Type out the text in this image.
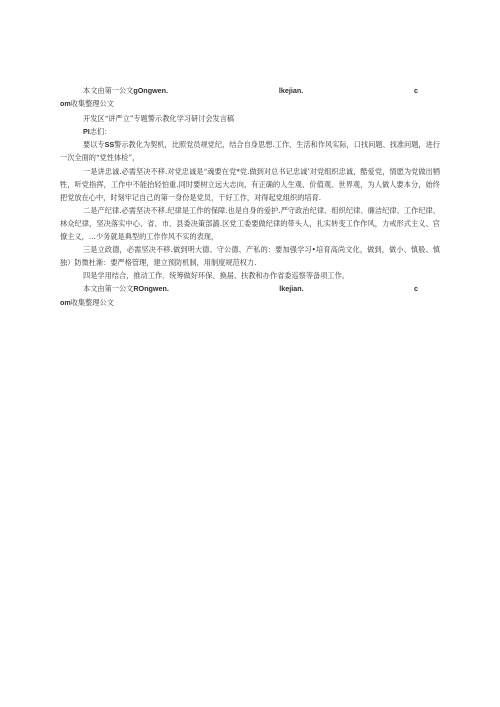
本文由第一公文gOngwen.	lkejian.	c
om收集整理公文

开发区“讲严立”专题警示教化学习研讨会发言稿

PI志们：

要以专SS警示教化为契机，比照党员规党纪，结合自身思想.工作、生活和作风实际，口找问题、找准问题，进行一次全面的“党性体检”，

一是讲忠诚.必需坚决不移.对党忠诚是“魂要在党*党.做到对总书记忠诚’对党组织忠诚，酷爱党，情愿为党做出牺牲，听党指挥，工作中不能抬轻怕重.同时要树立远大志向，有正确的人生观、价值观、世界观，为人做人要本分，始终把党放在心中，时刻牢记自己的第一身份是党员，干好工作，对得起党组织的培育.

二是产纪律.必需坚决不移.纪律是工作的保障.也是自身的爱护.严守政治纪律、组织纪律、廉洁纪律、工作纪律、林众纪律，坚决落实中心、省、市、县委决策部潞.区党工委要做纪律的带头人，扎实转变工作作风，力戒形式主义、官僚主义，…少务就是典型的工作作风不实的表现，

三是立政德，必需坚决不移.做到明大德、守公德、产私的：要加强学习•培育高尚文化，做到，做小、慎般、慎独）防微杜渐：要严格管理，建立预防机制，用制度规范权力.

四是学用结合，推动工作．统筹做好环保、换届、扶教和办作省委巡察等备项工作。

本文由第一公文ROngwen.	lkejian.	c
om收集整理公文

== == ==

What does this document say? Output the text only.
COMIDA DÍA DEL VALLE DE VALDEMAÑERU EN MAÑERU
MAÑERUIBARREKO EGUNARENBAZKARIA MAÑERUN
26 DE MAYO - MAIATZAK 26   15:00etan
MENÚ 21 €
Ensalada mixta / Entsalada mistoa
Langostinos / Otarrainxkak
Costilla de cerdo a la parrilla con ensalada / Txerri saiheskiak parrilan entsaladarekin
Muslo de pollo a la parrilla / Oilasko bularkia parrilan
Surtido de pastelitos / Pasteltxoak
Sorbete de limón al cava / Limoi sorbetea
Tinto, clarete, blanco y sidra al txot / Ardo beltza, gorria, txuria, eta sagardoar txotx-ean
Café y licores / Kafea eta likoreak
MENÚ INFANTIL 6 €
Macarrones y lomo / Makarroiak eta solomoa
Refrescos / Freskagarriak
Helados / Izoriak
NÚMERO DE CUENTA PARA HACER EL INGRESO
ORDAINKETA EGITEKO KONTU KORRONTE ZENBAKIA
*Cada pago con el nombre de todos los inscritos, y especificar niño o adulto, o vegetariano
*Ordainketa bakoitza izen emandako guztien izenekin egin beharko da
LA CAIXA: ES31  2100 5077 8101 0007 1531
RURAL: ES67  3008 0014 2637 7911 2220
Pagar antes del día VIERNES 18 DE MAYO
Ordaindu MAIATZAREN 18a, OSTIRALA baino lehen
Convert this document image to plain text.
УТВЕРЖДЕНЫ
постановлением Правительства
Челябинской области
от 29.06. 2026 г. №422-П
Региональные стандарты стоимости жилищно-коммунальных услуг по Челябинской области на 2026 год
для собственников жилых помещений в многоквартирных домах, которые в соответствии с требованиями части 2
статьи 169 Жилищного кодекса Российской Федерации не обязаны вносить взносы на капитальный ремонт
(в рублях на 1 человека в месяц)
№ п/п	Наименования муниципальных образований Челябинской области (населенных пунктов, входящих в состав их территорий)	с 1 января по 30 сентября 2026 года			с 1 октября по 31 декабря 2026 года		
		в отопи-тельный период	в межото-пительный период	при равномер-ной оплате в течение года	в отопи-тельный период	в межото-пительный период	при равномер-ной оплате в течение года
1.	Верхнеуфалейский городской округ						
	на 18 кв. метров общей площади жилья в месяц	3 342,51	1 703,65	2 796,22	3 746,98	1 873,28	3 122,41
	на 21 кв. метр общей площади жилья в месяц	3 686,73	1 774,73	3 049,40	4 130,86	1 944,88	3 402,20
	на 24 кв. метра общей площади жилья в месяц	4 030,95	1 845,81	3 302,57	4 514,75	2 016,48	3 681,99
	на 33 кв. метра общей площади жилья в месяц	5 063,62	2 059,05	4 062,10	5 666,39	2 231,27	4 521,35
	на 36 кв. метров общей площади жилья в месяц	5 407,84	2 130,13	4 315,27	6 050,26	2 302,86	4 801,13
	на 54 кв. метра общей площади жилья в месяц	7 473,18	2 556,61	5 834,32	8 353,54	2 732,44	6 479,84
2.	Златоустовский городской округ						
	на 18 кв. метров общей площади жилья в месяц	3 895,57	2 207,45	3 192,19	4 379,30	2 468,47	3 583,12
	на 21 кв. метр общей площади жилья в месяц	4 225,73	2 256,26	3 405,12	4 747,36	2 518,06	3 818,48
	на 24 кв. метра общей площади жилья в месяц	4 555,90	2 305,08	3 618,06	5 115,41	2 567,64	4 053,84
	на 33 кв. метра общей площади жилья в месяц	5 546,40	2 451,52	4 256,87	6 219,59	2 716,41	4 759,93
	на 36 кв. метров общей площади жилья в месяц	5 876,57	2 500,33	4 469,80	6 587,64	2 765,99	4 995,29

== == ==

■ Task statement ■
Give the number of lines in the records that contain the string "городской", and nothing besides.

■ Correct answer ■
2